-- BEGIN Material for this task --
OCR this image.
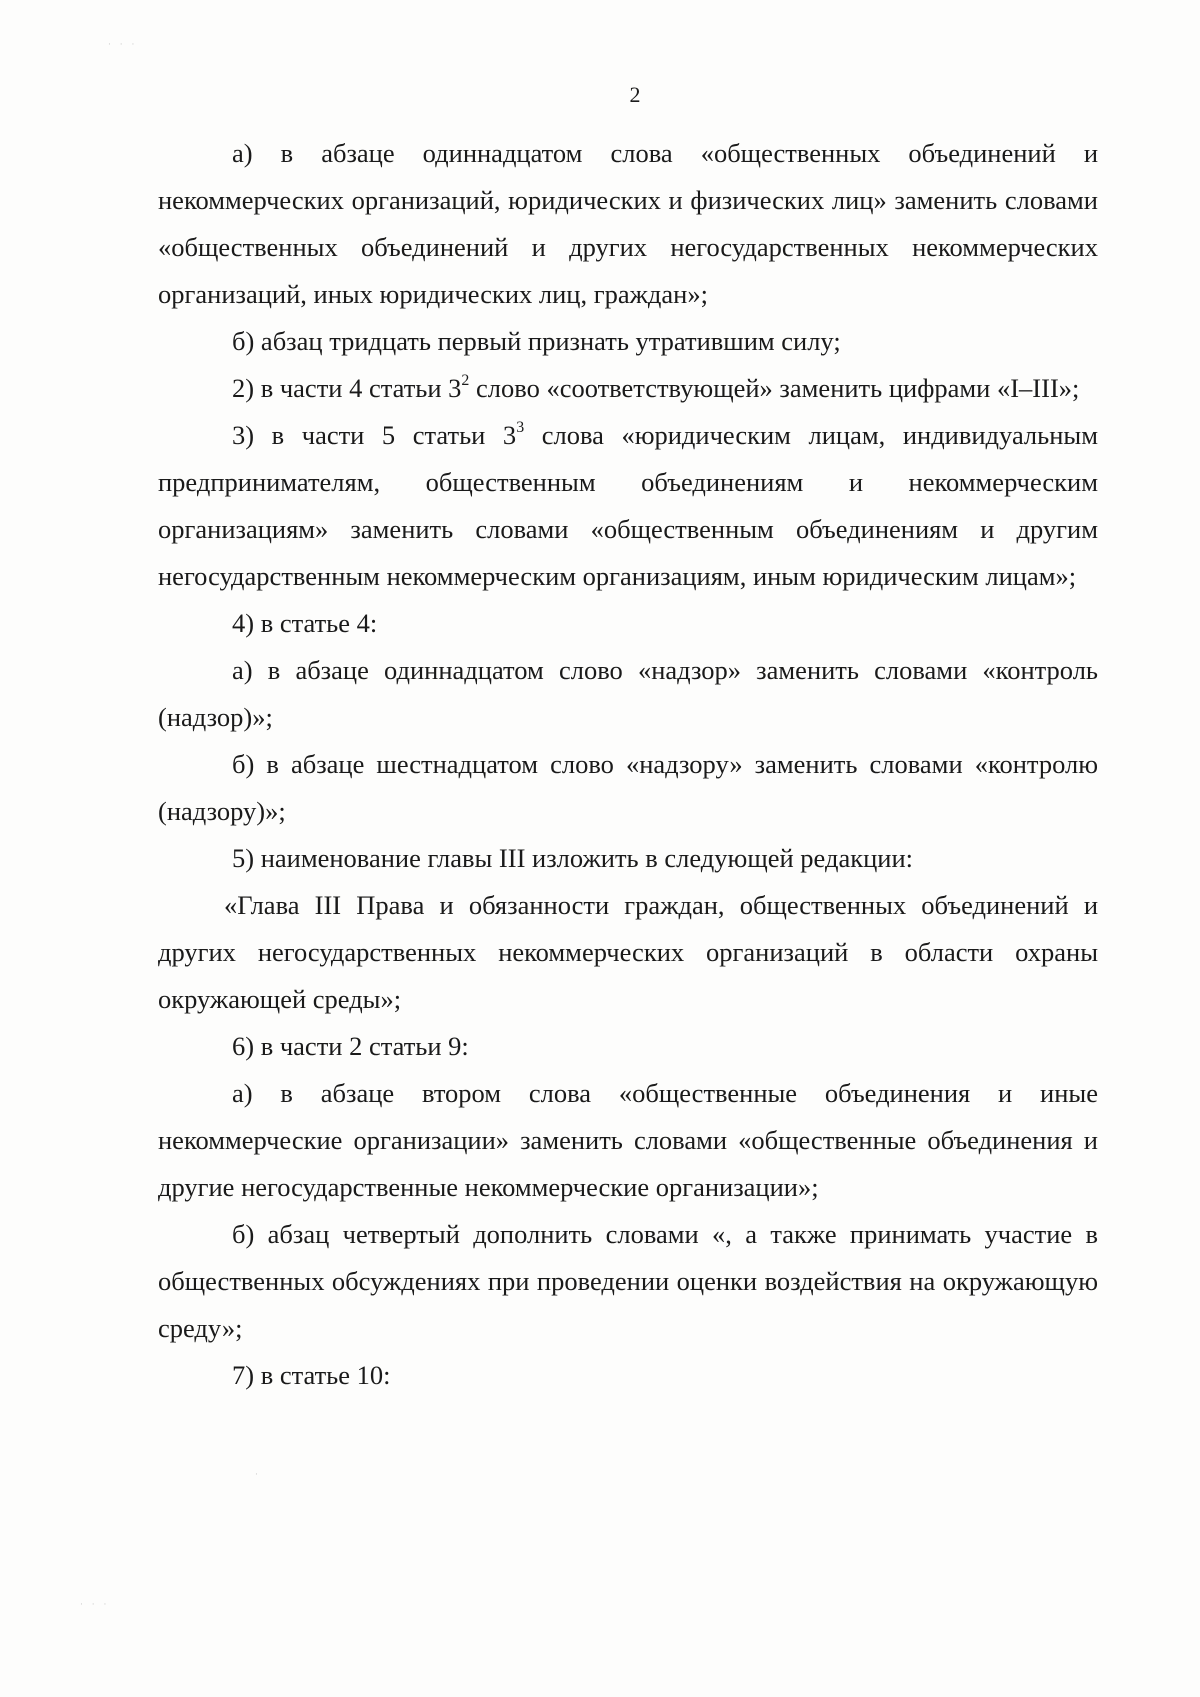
2

а) в абзаце одиннадцатом слова «общественных объединений и некоммерческих организаций, юридических и физических лиц» заменить словами «общественных объединений и других негосударственных некоммерческих организаций, иных юридических лиц, граждан»;

б) абзац тридцать первый признать утратившим силу;

2) в части 4 статьи $3^2$ слово «соответствующей» заменить цифрами «I–III»;

3) в части 5 статьи $3^3$ слова «юридическим лицам, индивидуальным предпринимателям, общественным объединениям и некоммерческим организациям» заменить словами «общественным объединениям и другим негосударственным некоммерческим организациям, иным юридическим лицам»;

4) в статье 4:

а) в абзаце одиннадцатом слово «надзор» заменить словами «контроль (надзор)»;

б) в абзаце шестнадцатом слово «надзору» заменить словами «контролю (надзору)»;

5) наименование главы III изложить в следующей редакции:

«Глава III Права и обязанности граждан, общественных объединений и других негосударственных некоммерческих организаций в области охраны окружающей среды»;

6) в части 2 статьи 9:

а) в абзаце втором слова «общественные объединения и иные некоммерческие организации» заменить словами «общественные объединения и другие негосударственные некоммерческие организации»;

б) абзац четвертый дополнить словами «, а также принимать участие в общественных обсуждениях при проведении оценки воздействия на окружающую среду»;

7) в статье 10:

· · ·
· · ·
·
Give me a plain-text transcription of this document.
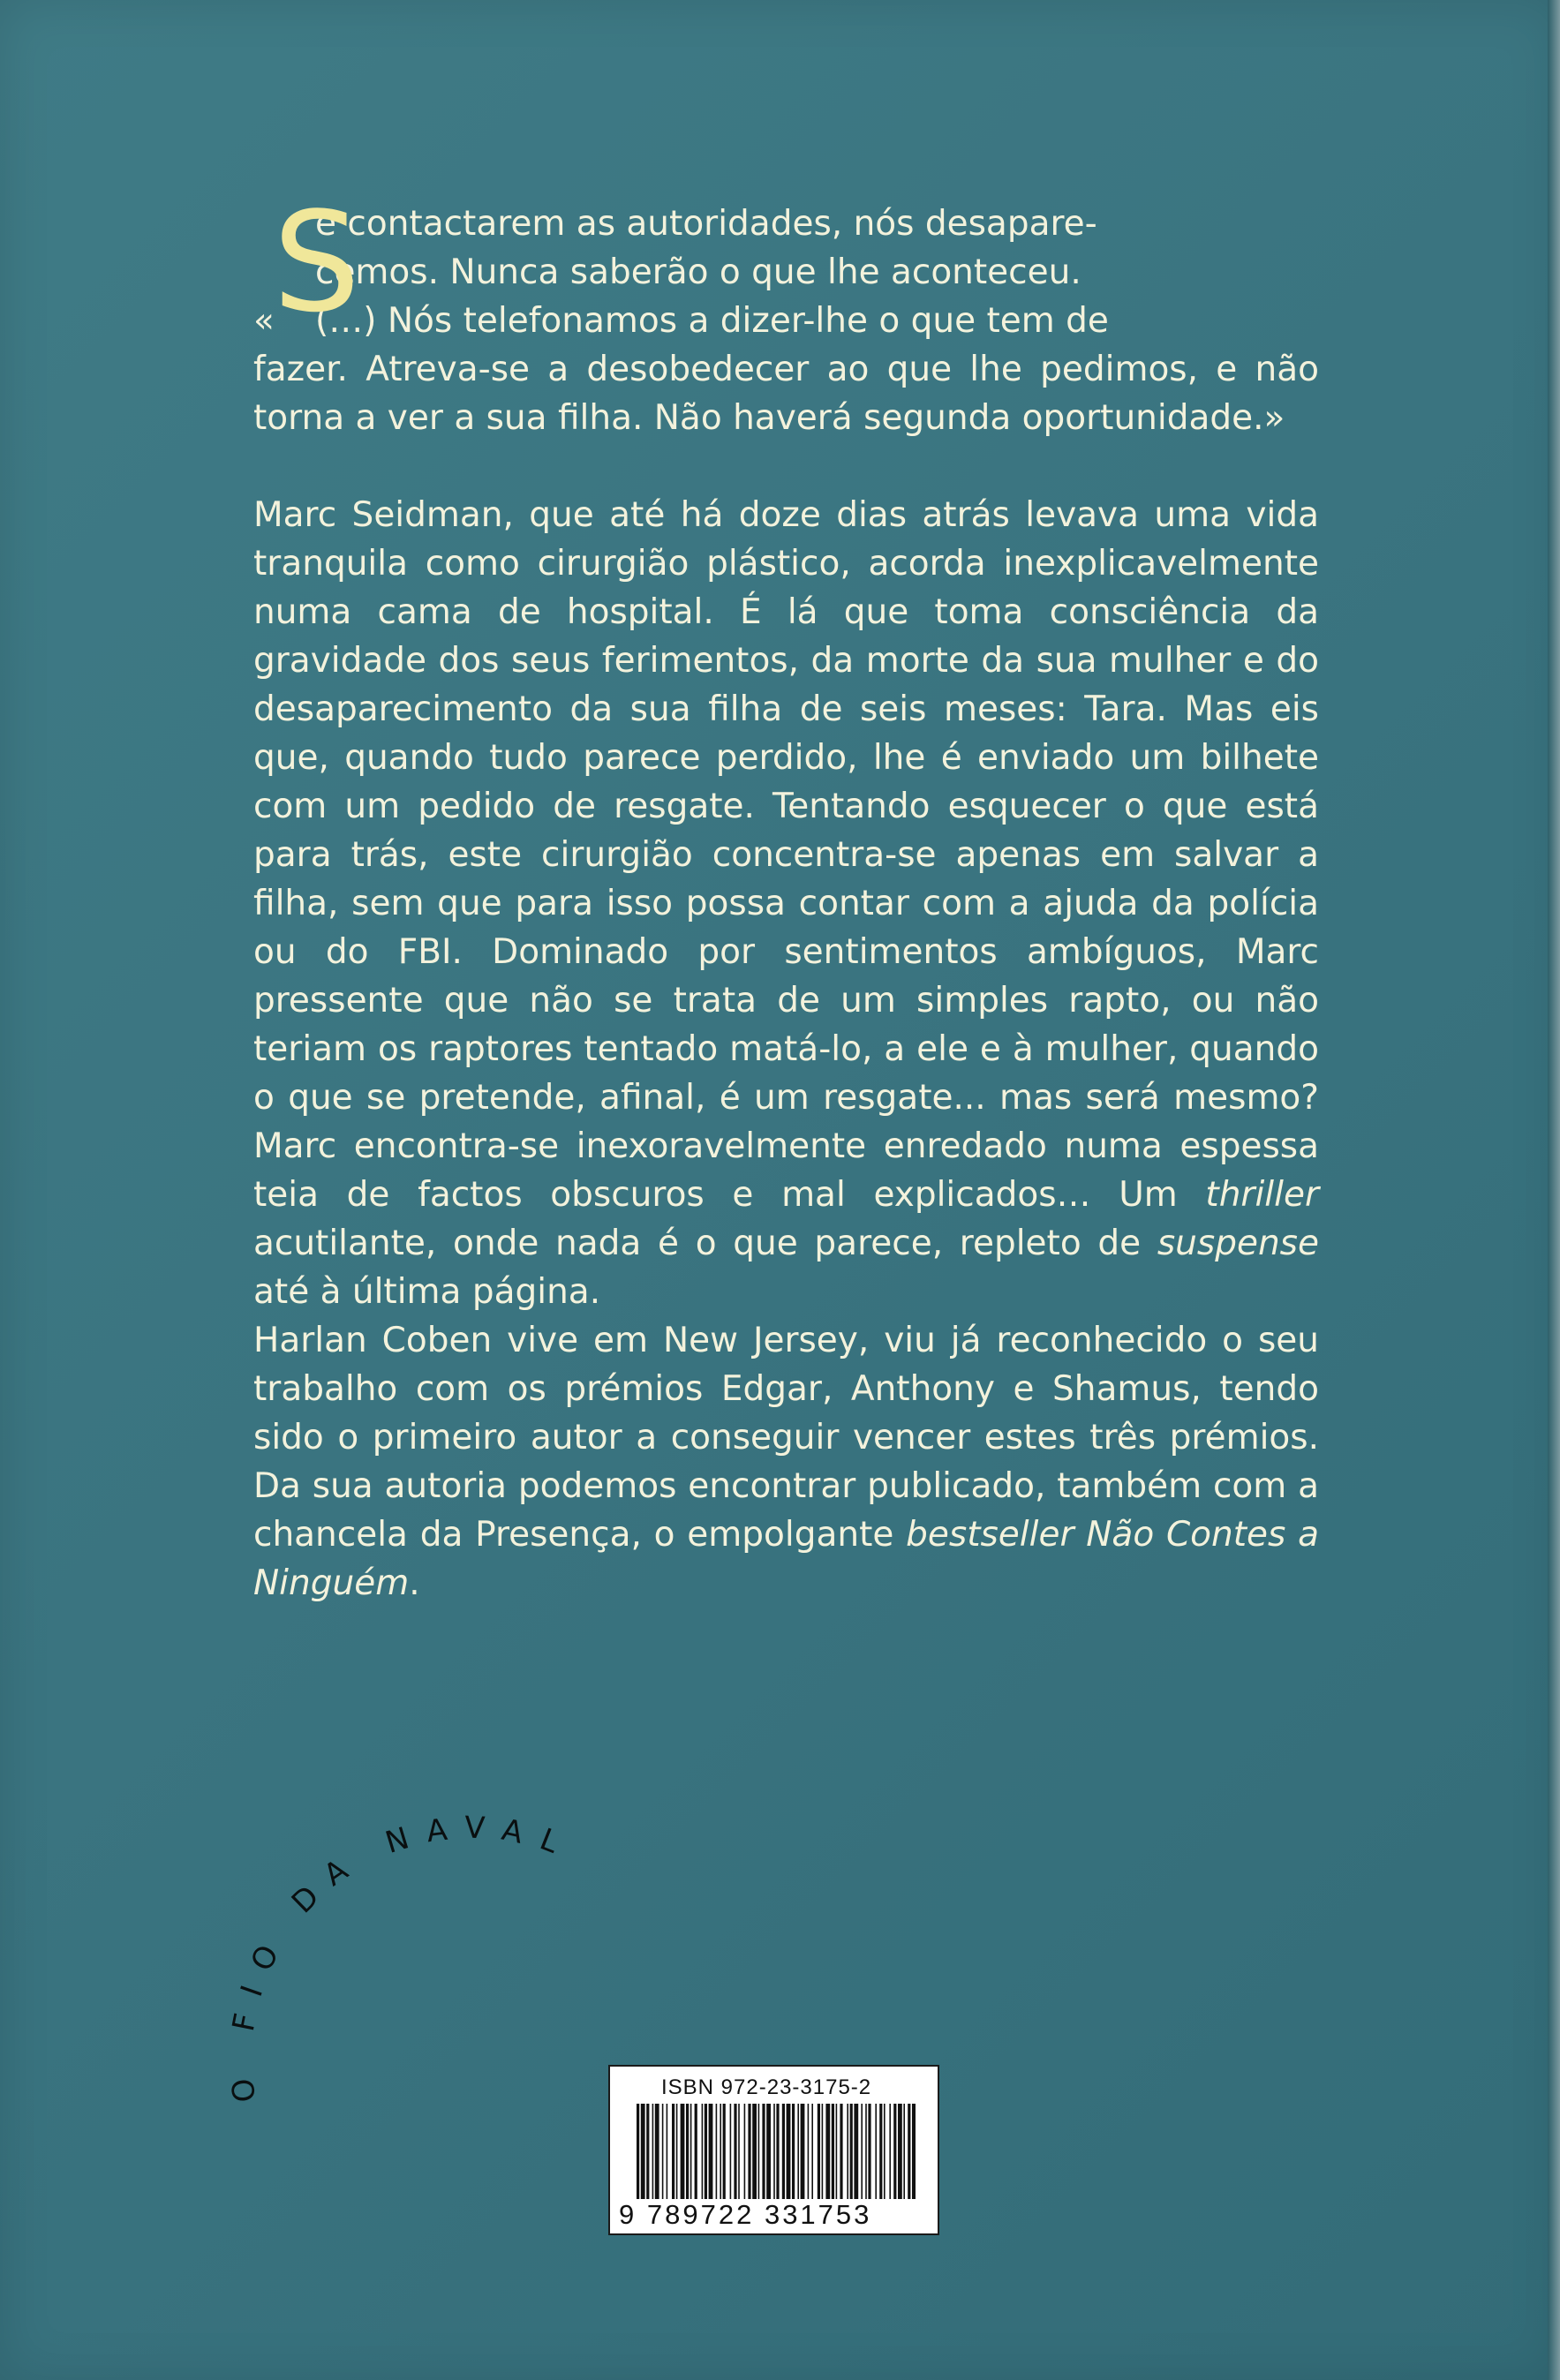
S
«

e contactarem as autoridades, nós desapare-

cemos. Nunca saberão o que lhe aconteceu.

(…) Nós telefonamos a dizer-lhe o que tem de

fazer. Atreva-se a desobedecer ao que lhe pedimos, e não torna a ver a sua filha. Não haverá segunda oportunidade.»

Marc Seidman, que até há doze dias atrás levava uma vida tranquila como cirurgião plástico, acorda inexplicavelmente numa cama de hospital. É lá que toma consciência da gravidade dos seus ferimentos, da morte da sua mulher e do desaparecimento da sua filha de seis meses: Tara. Mas eis que, quando tudo parece perdido, lhe é enviado um bilhete com um pedido de resgate. Tentando esquecer o que está para trás, este cirurgião concentra-se apenas em salvar a filha, sem que para isso possa contar com a ajuda da polícia ou do FBI. Dominado por sentimentos ambíguos, Marc pressente que não se trata de um simples rapto, ou não teriam os raptores tentado matá-lo, a ele e à mulher, quando o que se pretende, afinal, é um resgate... mas será mesmo? Marc encontra-se inexoravelmente enredado numa espessa teia de factos obscuros e mal explicados… Um thriller acutilante, onde nada é o que parece, repleto de suspense até à última página.

Harlan Coben vive em New Jersey, viu já reconhecido o seu trabalho com os prémios Edgar, Anthony e Shamus, tendo sido o primeiro autor a conseguir vencer estes três prémios. Da sua autoria podemos encontrar publicado, também com a chancela da Presença, o empolgante bestseller Não Contes a Ninguém.

O FIO DA NAVA
ISBN 972-23-3175-2
9 789722 331753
-- END Material for this task --
Brief: Every entry must be transcribed exactly. Pictures do not belong in the copy.

Solution to this problem:
OCR this image.
2

а) в абзаце одиннадцатом слова «общественных объединений и некоммерческих организаций, юридических и физических лиц» заменить словами «общественных объединений и других негосударственных некоммерческих организаций, иных юридических лиц, граждан»;

б) абзац тридцать первый признать утратившим силу;

2) в части 4 статьи $3^2$ слово «соответствующей» заменить цифрами «I–III»;

3) в части 5 статьи $3^3$ слова «юридическим лицам, индивидуальным предпринимателям, общественным объединениям и некоммерческим организациям» заменить словами «общественным объединениям и другим негосударственным некоммерческим организациям, иным юридическим лицам»;

4) в статье 4:

а) в абзаце одиннадцатом слово «надзор» заменить словами «контроль (надзор)»;

б) в абзаце шестнадцатом слово «надзору» заменить словами «контролю (надзору)»;

5) наименование главы III изложить в следующей редакции:

«Глава III Права и обязанности граждан, общественных объединений и других негосударственных некоммерческих организаций в области охраны окружающей среды»;

6) в части 2 статьи 9:

а) в абзаце втором слова «общественные объединения и иные некоммерческие организации» заменить словами «общественные объединения и другие негосударственные некоммерческие организации»;

б) абзац четвертый дополнить словами «, а также принимать участие в общественных обсуждениях при проведении оценки воздействия на окружающую среду»;

7) в статье 10:

· · ·
· · ·
·
Give me a plain-text transcription of this document.
S
«

e contactarem as autoridades, nós desapare-

cemos. Nunca saberão o que lhe aconteceu.

(…) Nós telefonamos a dizer-lhe o que tem de

fazer. Atreva-se a desobedecer ao que lhe pedimos, e não torna a ver a sua filha. Não haverá segunda oportunidade.»

Marc Seidman, que até há doze dias atrás levava uma vida tranquila como cirurgião plástico, acorda inexplicavelmente numa cama de hospital. É lá que toma consciência da gravidade dos seus ferimentos, da morte da sua mulher e do desaparecimento da sua filha de seis meses: Tara. Mas eis que, quando tudo parece perdido, lhe é enviado um bilhete com um pedido de resgate. Tentando esquecer o que está para trás, este cirurgião concentra-se apenas em salvar a filha, sem que para isso possa contar com a ajuda da polícia ou do FBI. Dominado por sentimentos ambíguos, Marc pressente que não se trata de um simples rapto, ou não teriam os raptores tentado matá-lo, a ele e à mulher, quando o que se pretende, afinal, é um resgate... mas será mesmo? Marc encontra-se inexoravelmente enredado numa espessa teia de factos obscuros e mal explicados… Um thriller acutilante, onde nada é o que parece, repleto de suspense até à última página.

Harlan Coben vive em New Jersey, viu já reconhecido o seu trabalho com os prémios Edgar, Anthony e Shamus, tendo sido o primeiro autor a conseguir vencer estes três prémios. Da sua autoria podemos encontrar publicado, também com a chancela da Presença, o empolgante bestseller Não Contes a Ninguém.

O FIO DA NAVA
ISBN 972-23-3175-2
9 789722 331753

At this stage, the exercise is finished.